### What the task requires
Go through the entries below and copy each line containing the word "Pirimidinas".

* * * * *

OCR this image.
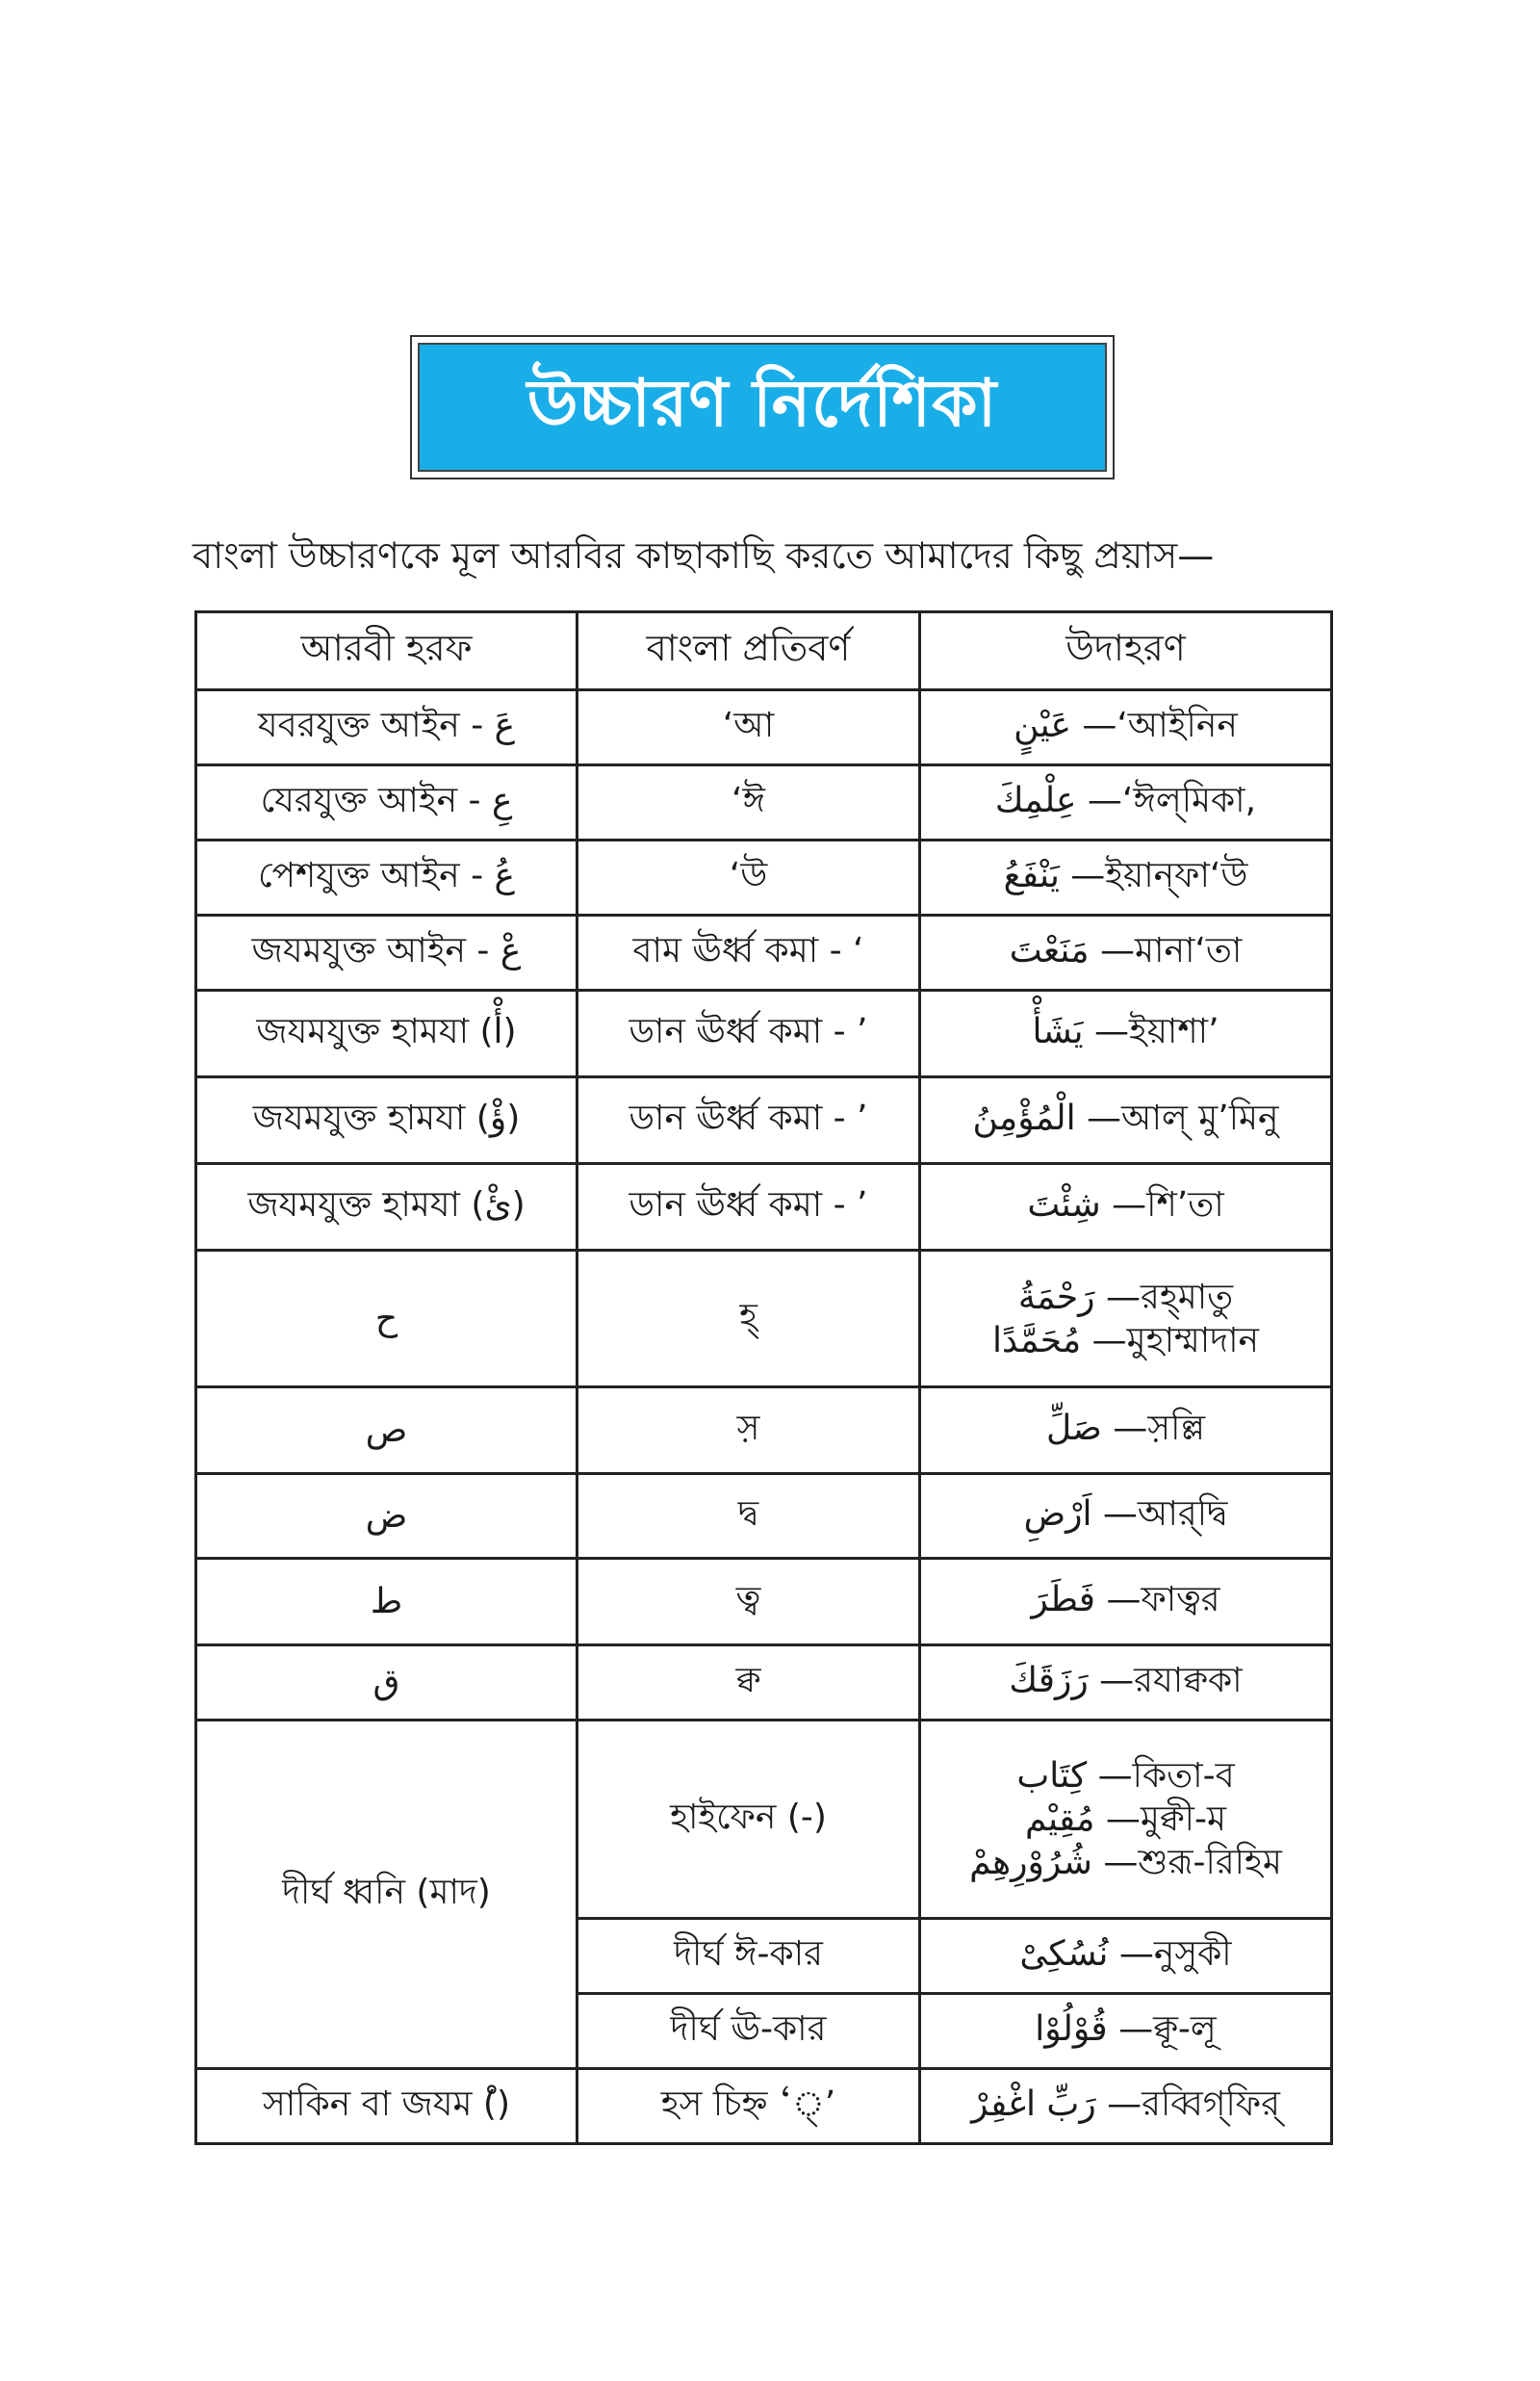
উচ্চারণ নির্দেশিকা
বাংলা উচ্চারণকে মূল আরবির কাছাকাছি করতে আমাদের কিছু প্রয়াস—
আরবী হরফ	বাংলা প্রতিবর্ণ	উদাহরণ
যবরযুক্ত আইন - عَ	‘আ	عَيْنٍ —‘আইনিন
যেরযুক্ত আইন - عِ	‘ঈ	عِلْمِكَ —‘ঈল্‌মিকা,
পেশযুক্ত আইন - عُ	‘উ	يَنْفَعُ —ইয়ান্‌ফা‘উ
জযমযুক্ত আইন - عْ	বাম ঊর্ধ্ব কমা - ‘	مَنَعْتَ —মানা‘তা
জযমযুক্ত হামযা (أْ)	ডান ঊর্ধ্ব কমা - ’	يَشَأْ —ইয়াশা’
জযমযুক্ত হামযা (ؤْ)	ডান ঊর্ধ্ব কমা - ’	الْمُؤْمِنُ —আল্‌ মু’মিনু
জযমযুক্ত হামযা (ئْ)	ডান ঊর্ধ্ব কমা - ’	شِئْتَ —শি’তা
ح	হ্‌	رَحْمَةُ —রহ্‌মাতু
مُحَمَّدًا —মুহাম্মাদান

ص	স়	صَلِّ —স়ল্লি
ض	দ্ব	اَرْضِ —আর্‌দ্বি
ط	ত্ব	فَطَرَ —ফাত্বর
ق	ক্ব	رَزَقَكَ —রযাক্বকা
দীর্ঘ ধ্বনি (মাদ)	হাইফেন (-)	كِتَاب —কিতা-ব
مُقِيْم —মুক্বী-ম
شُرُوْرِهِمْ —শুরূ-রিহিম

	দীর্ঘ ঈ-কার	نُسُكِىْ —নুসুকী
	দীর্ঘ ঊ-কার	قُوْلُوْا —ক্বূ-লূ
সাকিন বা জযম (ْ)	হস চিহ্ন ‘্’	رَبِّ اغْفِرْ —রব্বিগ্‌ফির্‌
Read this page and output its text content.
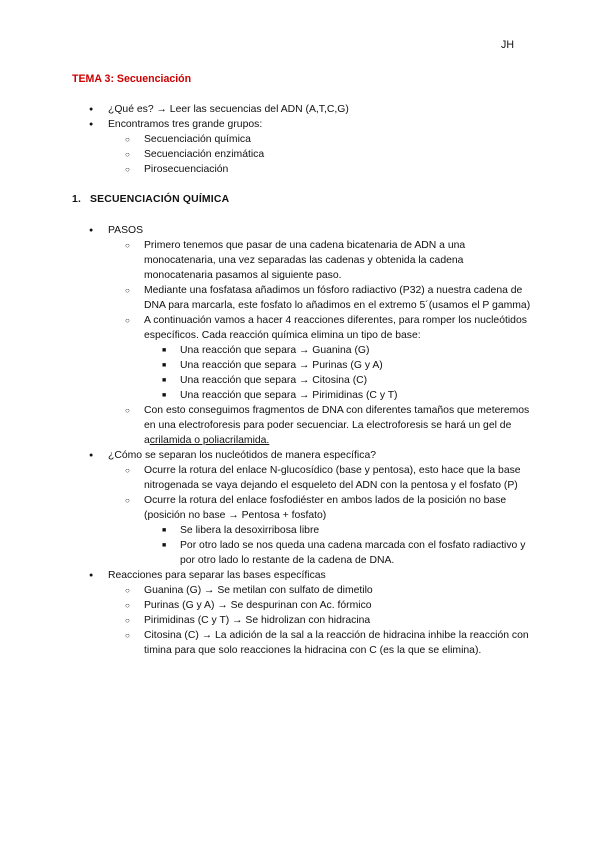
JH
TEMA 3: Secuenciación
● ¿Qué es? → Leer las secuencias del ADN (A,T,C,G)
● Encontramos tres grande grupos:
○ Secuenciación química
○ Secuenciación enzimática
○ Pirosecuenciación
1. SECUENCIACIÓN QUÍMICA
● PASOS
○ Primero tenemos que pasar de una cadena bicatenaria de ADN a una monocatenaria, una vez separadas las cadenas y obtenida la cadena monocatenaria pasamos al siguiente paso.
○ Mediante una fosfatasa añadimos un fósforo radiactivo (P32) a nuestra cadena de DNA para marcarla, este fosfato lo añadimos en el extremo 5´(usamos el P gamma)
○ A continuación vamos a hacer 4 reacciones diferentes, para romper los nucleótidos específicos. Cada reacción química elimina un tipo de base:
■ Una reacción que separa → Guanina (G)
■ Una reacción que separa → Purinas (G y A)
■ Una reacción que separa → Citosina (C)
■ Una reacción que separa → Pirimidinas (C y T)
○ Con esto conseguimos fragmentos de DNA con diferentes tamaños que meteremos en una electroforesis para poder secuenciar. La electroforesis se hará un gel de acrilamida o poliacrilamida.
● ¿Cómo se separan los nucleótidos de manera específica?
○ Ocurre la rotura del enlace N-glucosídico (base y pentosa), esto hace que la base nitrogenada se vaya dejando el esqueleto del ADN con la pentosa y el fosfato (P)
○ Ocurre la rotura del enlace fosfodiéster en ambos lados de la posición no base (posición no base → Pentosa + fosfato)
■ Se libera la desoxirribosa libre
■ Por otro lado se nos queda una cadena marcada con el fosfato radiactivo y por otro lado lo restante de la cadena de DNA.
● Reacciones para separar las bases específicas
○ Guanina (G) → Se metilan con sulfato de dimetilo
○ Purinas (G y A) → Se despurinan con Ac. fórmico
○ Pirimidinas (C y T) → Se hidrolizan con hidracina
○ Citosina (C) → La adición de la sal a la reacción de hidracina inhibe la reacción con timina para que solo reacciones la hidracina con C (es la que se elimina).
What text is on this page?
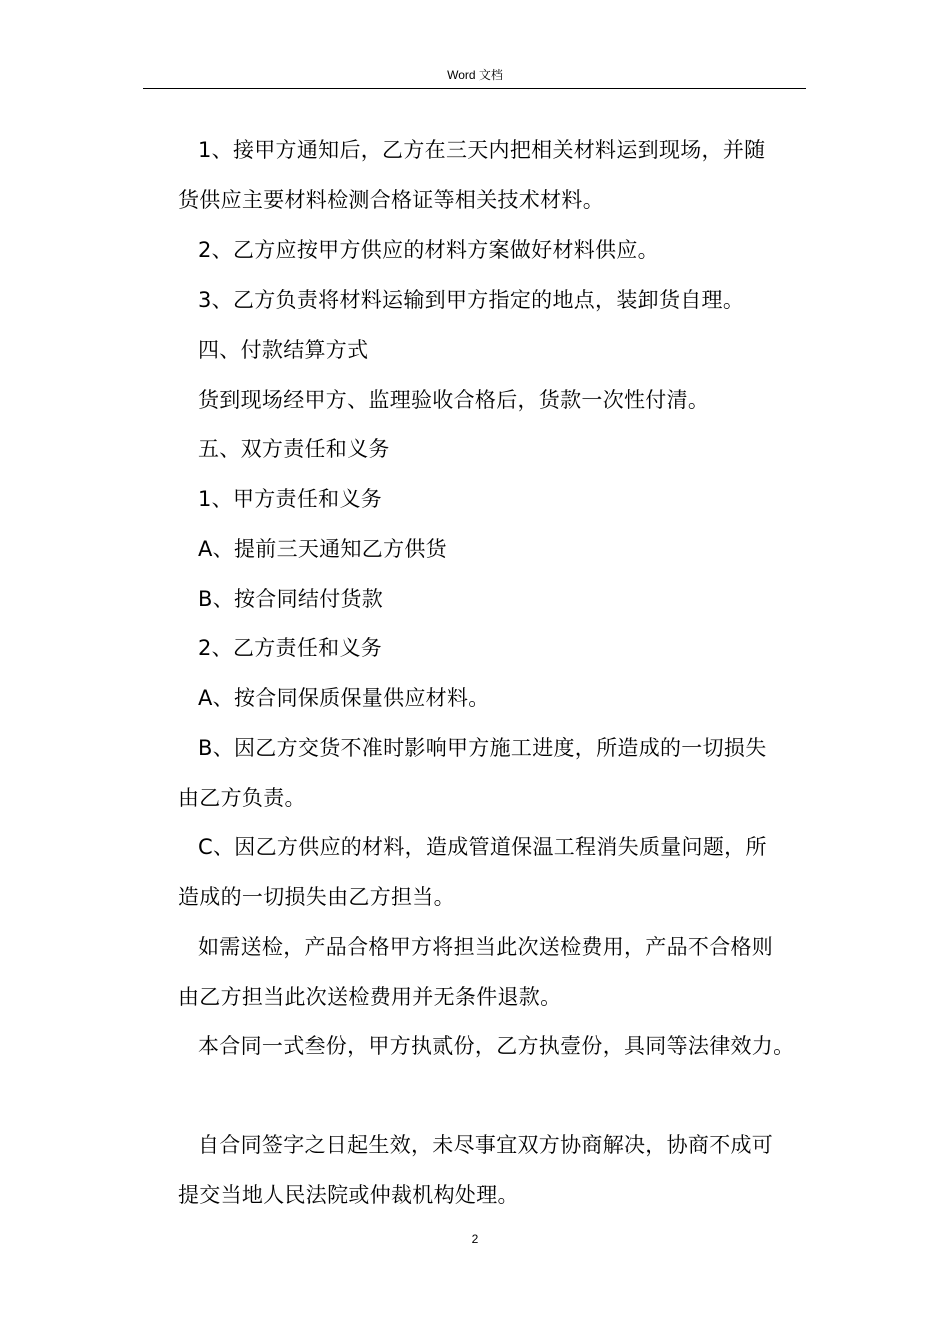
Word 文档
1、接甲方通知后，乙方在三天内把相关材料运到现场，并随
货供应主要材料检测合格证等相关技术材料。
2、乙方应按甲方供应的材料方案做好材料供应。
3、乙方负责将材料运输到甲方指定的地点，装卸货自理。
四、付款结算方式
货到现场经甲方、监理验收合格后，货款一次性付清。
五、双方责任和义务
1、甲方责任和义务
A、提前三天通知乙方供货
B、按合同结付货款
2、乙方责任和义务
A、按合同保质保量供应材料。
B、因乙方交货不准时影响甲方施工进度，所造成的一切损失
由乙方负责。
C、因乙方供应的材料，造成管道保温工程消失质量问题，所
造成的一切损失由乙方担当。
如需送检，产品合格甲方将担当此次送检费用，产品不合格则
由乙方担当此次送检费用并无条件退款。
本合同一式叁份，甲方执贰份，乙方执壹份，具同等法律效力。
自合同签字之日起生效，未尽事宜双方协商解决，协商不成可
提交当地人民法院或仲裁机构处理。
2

* * * * *

### Result below
■ Una reacción que separa → Pirimidinas (C y T)
○ Pirimidinas (C y T) → Se hidrolizan con hidracina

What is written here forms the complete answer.